(Data entries)
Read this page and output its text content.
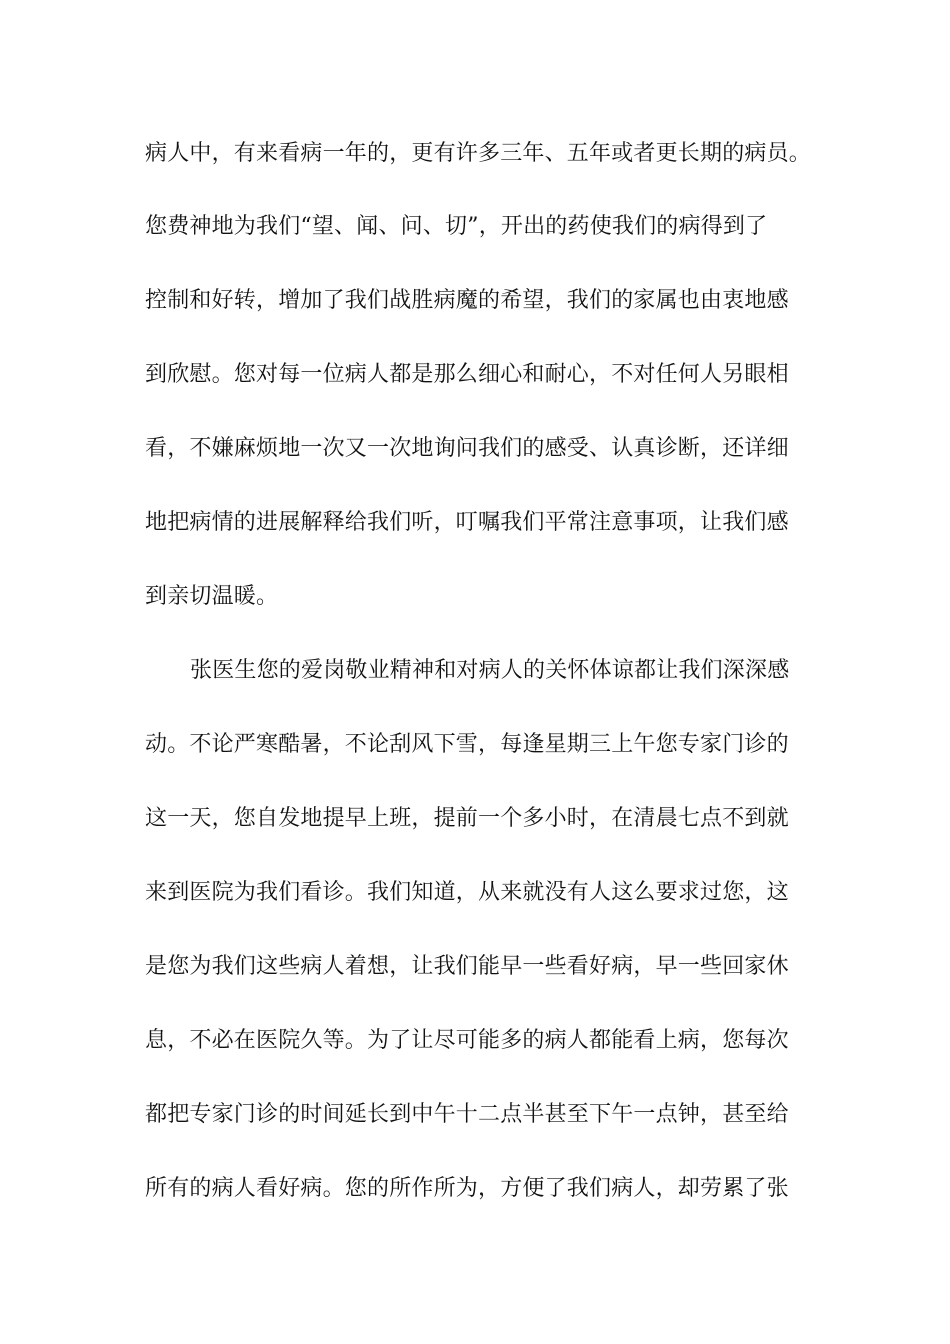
病人中，有来看病一年的，更有许多三年、五年或者更长期的病员。
您费神地为我们“望、闻、问、切”，开出的药使我们的病得到了
控制和好转，增加了我们战胜病魔的希望，我们的家属也由衷地感
到欣慰。您对每一位病人都是那么细心和耐心，不对任何人另眼相
看，不嫌麻烦地一次又一次地询问我们的感受、认真诊断，还详细
地把病情的进展解释给我们听，叮嘱我们平常注意事项，让我们感
到亲切温暖。
张医生您的爱岗敬业精神和对病人的关怀体谅都让我们深深感
动。不论严寒酷暑，不论刮风下雪，每逢星期三上午您专家门诊的
这一天，您自发地提早上班，提前一个多小时，在清晨七点不到就
来到医院为我们看诊。我们知道，从来就没有人这么要求过您，这
是您为我们这些病人着想，让我们能早一些看好病，早一些回家休
息，不必在医院久等。为了让尽可能多的病人都能看上病，您每次
都把专家门诊的时间延长到中午十二点半甚至下午一点钟，甚至给
所有的病人看好病。您的所作所为，方便了我们病人，却劳累了张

EXERCISE :: Quote the full listing above word for word; exclude every picture from the copy.

FULL OUTPUT ::
Read this page and output its text content.
病人中，有来看病一年的，更有许多三年、五年或者更长期的病员。
您费神地为我们“望、闻、问、切”，开出的药使我们的病得到了
控制和好转，增加了我们战胜病魔的希望，我们的家属也由衷地感
到欣慰。您对每一位病人都是那么细心和耐心，不对任何人另眼相
看，不嫌麻烦地一次又一次地询问我们的感受、认真诊断，还详细
地把病情的进展解释给我们听，叮嘱我们平常注意事项，让我们感
到亲切温暖。
张医生您的爱岗敬业精神和对病人的关怀体谅都让我们深深感
动。不论严寒酷暑，不论刮风下雪，每逢星期三上午您专家门诊的
这一天，您自发地提早上班，提前一个多小时，在清晨七点不到就
来到医院为我们看诊。我们知道，从来就没有人这么要求过您，这
是您为我们这些病人着想，让我们能早一些看好病，早一些回家休
息，不必在医院久等。为了让尽可能多的病人都能看上病，您每次
都把专家门诊的时间延长到中午十二点半甚至下午一点钟，甚至给
所有的病人看好病。您的所作所为，方便了我们病人，却劳累了张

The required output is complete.